[Direction]:
Answer with a single number: the count of lines that hold "life".
[start Data supplied]
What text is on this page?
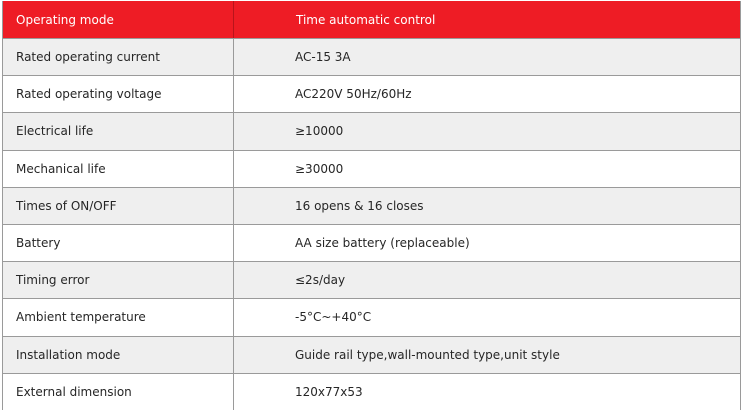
Operating mode	Time automatic control
Rated operating current	AC-15 3A
Rated operating voltage	AC220V 50Hz/60Hz
Electrical life	≥10000
Mechanical life	≥30000
Times of ON/OFF	16 opens & 16 closes
Battery	AA size battery (replaceable)
Timing error	≤2s/day
Ambient temperature	-5°C~+40°C
Installation mode	Guide rail type,wall-mounted type,unit style
External dimension	120x77x53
[end Data supplied]
[Task result]:
2